**The records:**
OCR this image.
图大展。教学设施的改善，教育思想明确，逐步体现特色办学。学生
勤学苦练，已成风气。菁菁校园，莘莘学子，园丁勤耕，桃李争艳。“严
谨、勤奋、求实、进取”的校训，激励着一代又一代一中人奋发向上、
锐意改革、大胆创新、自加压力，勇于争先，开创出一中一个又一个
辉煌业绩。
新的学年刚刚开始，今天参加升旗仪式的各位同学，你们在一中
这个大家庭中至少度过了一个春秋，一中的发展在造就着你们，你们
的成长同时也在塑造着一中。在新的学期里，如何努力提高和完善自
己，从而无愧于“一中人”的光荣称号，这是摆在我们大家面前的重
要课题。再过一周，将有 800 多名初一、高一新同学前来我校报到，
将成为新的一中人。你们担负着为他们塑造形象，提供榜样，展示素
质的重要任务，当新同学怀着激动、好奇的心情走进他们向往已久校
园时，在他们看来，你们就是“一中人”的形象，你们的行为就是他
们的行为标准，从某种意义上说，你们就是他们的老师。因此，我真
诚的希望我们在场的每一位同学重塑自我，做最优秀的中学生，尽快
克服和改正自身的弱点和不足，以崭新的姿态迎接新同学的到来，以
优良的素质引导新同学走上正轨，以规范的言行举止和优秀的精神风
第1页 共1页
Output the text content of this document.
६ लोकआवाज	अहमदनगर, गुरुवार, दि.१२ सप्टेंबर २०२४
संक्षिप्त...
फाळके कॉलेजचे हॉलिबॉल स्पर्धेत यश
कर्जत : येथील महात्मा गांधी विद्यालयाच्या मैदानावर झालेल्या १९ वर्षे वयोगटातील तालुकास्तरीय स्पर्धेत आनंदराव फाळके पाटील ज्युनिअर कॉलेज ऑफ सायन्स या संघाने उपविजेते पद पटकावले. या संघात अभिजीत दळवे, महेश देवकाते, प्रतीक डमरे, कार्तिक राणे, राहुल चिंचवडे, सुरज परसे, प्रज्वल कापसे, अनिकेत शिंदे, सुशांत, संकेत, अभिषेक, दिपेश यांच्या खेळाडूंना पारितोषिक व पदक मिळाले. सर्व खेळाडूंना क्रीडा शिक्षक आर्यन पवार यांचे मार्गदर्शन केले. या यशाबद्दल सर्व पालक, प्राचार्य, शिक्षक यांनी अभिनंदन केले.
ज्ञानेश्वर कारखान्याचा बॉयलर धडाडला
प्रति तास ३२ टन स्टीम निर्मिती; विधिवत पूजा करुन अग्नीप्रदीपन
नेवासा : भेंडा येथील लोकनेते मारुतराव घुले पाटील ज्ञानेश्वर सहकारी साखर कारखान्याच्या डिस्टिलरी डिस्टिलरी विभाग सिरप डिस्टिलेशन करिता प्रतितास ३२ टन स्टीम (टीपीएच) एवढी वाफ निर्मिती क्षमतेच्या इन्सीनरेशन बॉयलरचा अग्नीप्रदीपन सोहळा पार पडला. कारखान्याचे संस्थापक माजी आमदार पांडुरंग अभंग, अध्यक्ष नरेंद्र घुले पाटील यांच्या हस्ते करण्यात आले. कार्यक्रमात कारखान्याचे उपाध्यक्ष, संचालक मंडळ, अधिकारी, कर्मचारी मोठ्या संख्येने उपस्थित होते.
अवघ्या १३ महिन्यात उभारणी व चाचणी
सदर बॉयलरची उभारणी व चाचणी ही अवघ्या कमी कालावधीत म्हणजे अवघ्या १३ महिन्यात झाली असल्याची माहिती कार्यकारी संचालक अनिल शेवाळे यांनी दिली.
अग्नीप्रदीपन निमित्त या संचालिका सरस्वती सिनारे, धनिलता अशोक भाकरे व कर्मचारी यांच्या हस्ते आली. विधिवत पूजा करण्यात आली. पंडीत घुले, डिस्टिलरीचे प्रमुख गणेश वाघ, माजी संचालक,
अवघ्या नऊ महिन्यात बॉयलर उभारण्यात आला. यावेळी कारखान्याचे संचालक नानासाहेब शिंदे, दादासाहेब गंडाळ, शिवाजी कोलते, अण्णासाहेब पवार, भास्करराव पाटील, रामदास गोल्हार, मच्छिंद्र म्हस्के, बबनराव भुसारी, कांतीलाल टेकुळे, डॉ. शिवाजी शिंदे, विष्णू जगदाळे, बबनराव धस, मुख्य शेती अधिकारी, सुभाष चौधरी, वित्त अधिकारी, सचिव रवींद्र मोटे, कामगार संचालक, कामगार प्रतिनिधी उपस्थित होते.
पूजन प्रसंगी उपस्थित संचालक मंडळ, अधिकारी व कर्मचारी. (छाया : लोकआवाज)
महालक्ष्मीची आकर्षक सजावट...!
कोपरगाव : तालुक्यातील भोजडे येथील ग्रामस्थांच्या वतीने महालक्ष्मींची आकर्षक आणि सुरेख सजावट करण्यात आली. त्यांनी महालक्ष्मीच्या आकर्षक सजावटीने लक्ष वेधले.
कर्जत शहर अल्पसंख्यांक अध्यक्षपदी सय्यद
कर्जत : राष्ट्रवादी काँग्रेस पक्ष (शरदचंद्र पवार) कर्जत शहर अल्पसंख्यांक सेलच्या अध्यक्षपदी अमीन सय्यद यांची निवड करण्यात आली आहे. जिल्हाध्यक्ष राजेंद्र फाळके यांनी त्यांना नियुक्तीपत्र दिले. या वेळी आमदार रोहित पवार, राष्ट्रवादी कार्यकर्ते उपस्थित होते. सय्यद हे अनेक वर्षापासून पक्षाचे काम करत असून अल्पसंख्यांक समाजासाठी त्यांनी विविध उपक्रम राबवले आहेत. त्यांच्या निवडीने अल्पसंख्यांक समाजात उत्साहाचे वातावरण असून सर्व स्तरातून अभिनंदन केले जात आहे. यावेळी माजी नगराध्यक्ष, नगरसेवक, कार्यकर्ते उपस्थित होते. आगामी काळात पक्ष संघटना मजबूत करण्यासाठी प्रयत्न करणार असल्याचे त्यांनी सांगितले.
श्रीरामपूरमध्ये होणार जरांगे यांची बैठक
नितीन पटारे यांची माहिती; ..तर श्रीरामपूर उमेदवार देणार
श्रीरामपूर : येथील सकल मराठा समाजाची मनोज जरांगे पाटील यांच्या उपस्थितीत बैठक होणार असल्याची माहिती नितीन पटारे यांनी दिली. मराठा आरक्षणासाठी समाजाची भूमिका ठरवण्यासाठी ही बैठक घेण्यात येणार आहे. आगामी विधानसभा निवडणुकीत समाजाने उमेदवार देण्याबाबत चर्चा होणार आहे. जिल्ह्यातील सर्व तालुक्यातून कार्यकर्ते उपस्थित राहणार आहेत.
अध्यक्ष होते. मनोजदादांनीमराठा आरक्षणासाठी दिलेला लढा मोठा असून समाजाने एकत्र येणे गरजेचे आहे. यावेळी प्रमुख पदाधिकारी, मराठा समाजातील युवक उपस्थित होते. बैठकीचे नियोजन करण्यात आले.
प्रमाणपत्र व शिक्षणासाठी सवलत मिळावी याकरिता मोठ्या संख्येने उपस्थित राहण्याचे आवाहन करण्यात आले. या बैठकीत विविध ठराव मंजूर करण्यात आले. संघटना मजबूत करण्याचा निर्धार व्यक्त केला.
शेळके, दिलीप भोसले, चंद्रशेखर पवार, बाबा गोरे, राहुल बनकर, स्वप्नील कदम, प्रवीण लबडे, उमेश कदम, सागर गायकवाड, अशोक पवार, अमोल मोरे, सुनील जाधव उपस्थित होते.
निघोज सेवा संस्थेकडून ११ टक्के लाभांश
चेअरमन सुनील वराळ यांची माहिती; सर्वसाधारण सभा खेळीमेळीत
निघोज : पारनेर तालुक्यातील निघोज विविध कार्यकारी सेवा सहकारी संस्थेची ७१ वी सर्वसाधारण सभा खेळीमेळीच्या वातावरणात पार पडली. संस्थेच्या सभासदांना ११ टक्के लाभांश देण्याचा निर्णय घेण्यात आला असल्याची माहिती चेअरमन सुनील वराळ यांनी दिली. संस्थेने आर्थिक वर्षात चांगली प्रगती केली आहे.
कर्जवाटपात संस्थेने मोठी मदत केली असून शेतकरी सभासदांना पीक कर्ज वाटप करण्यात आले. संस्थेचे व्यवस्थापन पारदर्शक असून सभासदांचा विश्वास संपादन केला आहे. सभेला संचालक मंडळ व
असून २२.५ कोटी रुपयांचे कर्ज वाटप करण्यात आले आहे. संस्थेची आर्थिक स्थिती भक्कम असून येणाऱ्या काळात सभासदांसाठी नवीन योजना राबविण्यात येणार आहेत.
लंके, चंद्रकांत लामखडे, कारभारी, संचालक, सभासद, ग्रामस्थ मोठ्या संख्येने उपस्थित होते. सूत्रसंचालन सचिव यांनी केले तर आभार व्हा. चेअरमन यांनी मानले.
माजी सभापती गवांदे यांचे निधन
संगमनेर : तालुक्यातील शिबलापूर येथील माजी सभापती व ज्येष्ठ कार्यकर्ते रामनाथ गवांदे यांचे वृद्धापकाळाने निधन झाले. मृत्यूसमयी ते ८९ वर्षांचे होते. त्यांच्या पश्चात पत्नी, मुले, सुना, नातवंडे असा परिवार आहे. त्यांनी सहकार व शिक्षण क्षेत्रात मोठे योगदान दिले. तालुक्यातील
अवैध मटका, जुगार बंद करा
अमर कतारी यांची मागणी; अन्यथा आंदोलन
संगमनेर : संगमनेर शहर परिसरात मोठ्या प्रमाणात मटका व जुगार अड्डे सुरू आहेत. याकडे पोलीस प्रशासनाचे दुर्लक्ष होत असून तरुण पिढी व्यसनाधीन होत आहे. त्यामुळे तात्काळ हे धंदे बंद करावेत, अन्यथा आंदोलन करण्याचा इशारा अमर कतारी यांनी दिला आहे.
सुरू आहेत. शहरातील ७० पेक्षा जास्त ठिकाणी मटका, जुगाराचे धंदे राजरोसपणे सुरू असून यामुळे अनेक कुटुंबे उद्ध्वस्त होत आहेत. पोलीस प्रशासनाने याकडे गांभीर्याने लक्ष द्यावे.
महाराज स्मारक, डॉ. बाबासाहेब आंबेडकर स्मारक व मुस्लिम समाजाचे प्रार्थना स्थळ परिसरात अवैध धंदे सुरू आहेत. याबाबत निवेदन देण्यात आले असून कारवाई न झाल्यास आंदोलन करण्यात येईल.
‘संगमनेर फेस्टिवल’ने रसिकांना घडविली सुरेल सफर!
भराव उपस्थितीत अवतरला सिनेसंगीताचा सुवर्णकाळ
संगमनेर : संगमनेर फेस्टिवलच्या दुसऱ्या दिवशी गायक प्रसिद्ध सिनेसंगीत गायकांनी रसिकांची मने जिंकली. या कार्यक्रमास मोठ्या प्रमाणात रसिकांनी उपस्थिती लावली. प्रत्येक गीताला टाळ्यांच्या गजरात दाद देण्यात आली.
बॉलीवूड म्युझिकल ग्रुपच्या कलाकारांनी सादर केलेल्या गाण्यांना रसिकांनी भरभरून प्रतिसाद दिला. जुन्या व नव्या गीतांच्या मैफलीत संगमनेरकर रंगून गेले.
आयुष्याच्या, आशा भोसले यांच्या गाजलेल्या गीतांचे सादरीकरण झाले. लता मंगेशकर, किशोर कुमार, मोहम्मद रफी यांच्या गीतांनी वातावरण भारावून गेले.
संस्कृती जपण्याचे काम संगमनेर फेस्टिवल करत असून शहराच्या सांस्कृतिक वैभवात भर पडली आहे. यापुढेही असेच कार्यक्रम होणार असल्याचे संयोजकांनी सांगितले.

**To do:**
From the entries above, copy out every line where the string "this" appears.

**Written answer:**
OCR this image.
Output the text content of this document.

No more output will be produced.